[Collected data entries]

****************************************

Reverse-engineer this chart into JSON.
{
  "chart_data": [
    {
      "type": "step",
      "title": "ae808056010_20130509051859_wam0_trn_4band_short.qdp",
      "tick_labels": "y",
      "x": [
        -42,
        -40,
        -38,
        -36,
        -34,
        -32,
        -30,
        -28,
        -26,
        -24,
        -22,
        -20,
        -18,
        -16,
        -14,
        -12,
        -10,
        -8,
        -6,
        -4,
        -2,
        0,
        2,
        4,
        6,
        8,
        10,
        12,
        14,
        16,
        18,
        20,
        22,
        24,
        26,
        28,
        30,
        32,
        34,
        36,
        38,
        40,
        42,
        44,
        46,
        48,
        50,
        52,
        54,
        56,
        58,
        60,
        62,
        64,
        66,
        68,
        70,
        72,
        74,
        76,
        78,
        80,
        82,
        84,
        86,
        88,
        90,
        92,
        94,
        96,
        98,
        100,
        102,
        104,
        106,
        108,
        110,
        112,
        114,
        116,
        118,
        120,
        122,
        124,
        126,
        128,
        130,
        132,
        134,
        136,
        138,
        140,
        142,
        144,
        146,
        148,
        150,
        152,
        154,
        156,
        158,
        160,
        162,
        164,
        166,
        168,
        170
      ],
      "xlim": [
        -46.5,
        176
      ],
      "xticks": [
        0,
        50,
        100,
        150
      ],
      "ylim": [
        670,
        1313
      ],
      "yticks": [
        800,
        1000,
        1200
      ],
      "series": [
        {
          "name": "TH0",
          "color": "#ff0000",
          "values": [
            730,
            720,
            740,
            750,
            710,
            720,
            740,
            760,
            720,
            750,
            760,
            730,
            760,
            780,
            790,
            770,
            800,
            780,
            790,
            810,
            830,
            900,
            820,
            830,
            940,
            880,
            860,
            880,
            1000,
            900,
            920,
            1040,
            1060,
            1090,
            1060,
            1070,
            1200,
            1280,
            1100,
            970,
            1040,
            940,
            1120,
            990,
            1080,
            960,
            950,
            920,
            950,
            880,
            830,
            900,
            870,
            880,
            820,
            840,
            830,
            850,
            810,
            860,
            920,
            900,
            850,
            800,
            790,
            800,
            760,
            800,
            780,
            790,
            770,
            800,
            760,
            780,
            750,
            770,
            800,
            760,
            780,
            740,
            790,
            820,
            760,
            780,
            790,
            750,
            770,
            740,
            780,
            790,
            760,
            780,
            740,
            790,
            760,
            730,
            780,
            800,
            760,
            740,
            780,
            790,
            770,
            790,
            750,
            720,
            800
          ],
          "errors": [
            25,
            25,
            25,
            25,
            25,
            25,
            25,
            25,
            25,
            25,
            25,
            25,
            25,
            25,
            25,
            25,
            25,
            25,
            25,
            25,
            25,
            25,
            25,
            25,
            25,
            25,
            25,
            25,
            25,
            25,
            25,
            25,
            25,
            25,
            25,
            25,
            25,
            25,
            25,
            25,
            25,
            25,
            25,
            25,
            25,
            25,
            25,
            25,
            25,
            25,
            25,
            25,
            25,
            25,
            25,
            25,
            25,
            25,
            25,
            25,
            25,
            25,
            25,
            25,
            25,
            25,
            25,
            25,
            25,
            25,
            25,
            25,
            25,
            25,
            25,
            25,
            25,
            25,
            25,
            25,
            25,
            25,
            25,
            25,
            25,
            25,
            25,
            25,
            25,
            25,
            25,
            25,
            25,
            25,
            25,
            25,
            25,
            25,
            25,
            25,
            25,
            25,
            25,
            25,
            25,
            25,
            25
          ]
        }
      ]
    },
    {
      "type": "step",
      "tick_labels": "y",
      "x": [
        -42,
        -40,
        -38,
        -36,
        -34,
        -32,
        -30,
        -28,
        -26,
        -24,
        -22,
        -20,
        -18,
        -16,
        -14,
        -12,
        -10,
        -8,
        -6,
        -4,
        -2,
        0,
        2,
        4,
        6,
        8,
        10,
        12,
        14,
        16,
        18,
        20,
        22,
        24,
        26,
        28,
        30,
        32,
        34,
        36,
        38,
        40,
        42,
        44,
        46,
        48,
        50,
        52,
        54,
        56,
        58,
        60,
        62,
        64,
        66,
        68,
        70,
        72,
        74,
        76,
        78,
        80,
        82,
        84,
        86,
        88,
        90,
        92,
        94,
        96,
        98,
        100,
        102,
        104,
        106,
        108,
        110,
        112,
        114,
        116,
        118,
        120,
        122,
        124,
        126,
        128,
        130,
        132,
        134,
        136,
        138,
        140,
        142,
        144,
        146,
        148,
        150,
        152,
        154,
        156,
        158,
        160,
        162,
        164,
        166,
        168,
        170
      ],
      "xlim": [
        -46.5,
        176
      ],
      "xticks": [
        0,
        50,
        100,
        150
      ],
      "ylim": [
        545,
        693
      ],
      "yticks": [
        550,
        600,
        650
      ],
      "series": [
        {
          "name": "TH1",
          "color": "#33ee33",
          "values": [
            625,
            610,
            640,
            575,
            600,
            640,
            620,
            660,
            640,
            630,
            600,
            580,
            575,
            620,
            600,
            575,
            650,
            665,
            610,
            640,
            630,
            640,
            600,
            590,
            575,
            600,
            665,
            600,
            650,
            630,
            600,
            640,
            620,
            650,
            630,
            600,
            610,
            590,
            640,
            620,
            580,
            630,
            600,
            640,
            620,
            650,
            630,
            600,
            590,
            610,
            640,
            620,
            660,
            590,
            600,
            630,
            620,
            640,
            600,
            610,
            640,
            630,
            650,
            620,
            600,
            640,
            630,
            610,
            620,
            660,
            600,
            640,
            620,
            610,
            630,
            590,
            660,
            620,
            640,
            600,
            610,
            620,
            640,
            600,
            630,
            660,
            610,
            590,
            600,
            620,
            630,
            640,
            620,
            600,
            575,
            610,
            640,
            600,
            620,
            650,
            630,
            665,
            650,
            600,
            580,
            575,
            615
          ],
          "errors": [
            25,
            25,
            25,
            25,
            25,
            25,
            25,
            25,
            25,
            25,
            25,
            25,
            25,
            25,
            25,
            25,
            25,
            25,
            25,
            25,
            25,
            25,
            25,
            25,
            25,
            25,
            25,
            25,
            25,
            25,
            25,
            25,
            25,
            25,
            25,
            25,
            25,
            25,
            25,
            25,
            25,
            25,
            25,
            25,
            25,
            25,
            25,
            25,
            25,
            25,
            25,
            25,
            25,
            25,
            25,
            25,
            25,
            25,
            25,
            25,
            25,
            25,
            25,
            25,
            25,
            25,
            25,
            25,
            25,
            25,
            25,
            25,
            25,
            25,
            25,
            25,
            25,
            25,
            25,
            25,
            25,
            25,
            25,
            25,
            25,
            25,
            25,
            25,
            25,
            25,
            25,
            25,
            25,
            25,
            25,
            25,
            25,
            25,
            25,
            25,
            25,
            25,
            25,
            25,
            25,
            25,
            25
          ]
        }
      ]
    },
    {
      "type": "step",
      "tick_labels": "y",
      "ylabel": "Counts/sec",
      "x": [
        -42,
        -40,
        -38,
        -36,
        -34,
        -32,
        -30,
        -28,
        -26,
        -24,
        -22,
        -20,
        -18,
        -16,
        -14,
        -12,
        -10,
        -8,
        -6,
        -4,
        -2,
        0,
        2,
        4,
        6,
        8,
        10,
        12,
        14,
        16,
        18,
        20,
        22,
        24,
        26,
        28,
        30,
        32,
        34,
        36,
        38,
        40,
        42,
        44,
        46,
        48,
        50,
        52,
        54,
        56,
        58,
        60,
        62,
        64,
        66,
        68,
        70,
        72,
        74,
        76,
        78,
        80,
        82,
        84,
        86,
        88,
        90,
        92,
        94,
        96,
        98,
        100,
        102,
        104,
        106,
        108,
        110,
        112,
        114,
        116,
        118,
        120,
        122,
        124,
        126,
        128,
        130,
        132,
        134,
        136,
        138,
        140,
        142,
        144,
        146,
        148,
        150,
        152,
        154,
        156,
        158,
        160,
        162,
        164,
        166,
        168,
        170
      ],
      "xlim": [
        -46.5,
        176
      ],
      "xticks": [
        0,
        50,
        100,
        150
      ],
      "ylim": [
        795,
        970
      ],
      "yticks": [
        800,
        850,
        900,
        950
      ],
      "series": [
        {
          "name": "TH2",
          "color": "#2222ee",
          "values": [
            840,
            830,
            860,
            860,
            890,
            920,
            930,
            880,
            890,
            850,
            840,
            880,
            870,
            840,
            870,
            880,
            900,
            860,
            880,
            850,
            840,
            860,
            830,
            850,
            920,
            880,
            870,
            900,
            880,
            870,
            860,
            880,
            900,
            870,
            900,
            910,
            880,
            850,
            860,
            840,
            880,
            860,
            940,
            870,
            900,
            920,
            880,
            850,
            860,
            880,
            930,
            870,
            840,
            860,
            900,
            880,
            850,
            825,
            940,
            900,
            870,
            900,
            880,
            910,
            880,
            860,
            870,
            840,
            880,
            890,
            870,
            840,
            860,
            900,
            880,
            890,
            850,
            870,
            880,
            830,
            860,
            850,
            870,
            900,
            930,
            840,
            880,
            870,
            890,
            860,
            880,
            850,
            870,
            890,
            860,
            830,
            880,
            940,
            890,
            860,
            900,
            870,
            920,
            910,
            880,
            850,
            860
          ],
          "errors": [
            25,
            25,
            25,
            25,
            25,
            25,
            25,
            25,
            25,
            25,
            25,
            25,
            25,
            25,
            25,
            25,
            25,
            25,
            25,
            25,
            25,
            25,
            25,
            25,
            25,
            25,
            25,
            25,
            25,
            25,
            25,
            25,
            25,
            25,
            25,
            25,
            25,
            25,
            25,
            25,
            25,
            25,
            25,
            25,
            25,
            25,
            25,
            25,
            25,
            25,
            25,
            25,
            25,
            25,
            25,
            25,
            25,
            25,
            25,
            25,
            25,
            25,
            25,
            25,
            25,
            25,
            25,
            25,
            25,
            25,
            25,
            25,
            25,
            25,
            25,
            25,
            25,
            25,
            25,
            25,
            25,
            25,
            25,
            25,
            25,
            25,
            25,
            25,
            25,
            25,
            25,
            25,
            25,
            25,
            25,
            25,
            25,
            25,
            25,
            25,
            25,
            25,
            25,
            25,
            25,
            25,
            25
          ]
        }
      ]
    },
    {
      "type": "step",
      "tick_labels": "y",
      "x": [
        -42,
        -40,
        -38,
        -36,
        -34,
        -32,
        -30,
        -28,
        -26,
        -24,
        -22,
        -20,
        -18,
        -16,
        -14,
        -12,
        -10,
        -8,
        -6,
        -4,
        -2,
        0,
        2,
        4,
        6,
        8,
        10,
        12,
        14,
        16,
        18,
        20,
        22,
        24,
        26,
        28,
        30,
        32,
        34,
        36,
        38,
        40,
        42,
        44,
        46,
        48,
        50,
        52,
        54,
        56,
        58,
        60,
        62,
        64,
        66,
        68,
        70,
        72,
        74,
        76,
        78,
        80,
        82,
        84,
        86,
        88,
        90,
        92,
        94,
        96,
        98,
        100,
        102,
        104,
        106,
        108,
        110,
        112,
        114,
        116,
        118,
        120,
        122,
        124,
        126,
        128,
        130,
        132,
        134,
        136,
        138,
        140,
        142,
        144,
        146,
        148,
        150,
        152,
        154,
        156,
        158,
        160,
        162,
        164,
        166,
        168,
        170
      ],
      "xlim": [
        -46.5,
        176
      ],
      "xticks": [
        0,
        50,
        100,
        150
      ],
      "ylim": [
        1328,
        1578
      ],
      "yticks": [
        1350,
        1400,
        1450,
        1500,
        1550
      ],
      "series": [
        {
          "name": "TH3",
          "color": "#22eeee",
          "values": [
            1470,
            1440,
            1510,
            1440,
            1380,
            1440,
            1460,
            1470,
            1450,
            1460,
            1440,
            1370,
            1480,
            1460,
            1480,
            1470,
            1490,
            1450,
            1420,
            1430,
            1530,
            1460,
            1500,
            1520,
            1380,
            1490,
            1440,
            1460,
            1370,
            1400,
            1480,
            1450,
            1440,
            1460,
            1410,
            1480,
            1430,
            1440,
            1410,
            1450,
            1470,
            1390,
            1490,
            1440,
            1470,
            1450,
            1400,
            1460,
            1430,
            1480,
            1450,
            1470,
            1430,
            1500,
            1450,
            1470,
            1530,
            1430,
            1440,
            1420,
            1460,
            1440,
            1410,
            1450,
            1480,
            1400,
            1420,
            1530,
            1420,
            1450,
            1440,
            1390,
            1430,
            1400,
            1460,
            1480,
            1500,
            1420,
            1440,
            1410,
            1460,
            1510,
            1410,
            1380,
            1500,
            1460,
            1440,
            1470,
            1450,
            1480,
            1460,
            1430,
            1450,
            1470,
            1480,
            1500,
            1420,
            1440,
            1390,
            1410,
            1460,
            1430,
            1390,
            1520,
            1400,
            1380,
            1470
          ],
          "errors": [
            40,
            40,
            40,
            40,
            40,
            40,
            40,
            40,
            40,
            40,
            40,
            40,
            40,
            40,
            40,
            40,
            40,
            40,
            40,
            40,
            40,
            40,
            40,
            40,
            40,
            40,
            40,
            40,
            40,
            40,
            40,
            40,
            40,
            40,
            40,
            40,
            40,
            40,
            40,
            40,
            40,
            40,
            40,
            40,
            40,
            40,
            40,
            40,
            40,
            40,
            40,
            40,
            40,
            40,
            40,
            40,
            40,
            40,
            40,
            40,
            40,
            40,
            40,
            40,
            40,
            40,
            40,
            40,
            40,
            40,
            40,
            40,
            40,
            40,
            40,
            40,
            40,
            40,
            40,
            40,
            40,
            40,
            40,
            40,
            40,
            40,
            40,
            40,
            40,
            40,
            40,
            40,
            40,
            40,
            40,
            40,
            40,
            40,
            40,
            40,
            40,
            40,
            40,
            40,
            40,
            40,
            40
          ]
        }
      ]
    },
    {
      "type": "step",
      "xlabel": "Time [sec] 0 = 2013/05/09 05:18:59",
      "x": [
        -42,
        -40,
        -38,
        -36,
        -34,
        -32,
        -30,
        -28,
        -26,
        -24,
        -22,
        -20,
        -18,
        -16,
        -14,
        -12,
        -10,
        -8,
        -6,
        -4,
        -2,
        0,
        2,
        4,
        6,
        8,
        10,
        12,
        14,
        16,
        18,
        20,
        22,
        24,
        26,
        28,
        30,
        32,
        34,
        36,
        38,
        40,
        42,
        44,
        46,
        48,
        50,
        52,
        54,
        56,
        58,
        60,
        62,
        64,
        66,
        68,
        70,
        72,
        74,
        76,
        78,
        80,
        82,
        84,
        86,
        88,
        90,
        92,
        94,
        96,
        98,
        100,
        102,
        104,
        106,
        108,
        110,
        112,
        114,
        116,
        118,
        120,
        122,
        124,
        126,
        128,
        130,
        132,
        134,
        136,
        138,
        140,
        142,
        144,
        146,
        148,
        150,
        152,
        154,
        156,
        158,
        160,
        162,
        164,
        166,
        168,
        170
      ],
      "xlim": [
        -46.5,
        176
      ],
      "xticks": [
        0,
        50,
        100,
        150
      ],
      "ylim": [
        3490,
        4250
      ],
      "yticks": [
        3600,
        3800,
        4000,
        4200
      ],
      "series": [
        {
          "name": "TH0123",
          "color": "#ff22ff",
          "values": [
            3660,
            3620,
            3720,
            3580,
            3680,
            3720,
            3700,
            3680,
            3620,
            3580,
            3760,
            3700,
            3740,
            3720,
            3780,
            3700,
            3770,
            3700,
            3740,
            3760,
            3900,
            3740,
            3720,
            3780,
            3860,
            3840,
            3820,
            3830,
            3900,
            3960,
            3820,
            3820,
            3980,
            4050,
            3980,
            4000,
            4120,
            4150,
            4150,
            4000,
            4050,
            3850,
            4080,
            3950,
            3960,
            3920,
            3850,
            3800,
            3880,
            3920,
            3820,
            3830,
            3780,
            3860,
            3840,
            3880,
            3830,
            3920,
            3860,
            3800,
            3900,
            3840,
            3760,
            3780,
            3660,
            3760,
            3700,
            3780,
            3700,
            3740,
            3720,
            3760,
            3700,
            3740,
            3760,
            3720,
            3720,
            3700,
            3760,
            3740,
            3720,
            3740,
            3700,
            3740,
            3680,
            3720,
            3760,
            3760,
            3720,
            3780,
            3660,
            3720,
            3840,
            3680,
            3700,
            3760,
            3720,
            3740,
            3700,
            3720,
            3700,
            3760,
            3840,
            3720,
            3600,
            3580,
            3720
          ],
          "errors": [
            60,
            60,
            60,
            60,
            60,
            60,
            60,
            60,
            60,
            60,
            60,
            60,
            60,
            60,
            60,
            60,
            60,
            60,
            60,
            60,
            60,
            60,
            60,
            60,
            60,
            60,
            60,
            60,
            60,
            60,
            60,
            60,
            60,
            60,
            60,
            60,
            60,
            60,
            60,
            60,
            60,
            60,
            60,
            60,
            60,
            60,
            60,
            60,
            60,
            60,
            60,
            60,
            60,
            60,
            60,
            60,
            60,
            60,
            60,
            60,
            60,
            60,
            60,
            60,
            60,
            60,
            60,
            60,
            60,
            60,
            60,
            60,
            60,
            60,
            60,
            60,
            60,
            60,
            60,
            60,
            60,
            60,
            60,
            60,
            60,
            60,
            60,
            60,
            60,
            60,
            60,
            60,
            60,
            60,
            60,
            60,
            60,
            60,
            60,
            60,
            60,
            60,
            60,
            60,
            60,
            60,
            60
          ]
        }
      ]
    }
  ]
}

****************************************

▶ _WORK TO DO_
Return each line of the data that contains the string "name".

▶ _SOLUTION TO THIS PROBLEM_
          "name": "TH0",
          "name": "TH1",
          "name": "TH2",
          "name": "TH3",
          "name": "TH0123",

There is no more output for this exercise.